◆ **DATASET EXTRACT**:
== == ==
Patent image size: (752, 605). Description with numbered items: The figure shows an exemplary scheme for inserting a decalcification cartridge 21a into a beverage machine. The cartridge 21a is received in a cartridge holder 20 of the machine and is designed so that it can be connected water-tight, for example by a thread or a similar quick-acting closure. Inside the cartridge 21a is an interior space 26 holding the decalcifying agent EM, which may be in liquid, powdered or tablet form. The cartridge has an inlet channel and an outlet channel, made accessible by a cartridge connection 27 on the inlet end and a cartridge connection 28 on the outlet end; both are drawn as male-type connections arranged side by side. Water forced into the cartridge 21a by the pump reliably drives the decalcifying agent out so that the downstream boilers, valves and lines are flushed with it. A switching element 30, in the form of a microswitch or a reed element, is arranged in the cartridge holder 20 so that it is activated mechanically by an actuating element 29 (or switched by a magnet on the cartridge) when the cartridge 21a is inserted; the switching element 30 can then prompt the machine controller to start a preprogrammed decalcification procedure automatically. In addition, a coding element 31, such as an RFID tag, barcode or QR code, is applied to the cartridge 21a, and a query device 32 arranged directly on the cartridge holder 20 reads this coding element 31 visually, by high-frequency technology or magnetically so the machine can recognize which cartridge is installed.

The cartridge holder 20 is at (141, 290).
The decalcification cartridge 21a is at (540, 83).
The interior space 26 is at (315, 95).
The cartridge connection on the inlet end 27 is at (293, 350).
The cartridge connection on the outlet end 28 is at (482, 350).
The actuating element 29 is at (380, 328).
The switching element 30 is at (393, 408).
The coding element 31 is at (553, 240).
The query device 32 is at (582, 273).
== == ==
◆ **TO BE DONE**:
Give every line of the items above as a JSON list of strings, one string per line, with blank lines left out.

◆ **RESPONSE BELOW**:
[
  "Patent image size: (752, 605). Description with numbered items: The figure shows an exemplary scheme for inserting a decalcification cartridge 21a into a beverage machine. The cartridge 21a is received in a cartridge holder 20 of the machine and is designed so that it can be connected water-tight, for example by a thread or a similar quick-acting closure. Inside the cartridge 21a is an interior space 26 holding the decalcifying agent EM, which may be in liquid, powdered or tablet form. The cartridge has an inlet channel and an outlet channel, made accessible by a cartridge connection 27 on the inlet end and a cartridge connection 28 on the outlet end; both are drawn as male-type connections arranged side by side. Water forced into the cartridge 21a by the pump reliably drives the decalcifying agent out so that the downstream boilers, valves and lines are flushed with it. A switching element 30, in the form of a microswitch or a reed element, is arranged in the cartridge holder 20 so that it is activated mechanically by an actuating element 29 (or switched by a magnet on the cartridge) when the cartridge 21a is inserted; the switching element 30 can then prompt the machine controller to start a preprogrammed decalcification procedure automatically. In addition, a coding element 31, such as an RFID tag, barcode or QR code, is applied to the cartridge 21a, and a query device 32 arranged directly on the cartridge holder 20 reads this coding element 31 visually, by high-frequency technology or magnetically so the machine can recognize which cartridge is installed.",
  "The cartridge holder 20 is at (141, 290).",
  "The decalcification cartridge 21a is at (540, 83).",
  "The interior space 26 is at (315, 95).",
  "The cartridge connection on the inlet end 27 is at (293, 350).",
  "The cartridge connection on the outlet end 28 is at (482, 350).",
  "The actuating element 29 is at (380, 328).",
  "The switching element 30 is at (393, 408).",
  "The coding element 31 is at (553, 240).",
  "The query device 32 is at (582, 273)."
]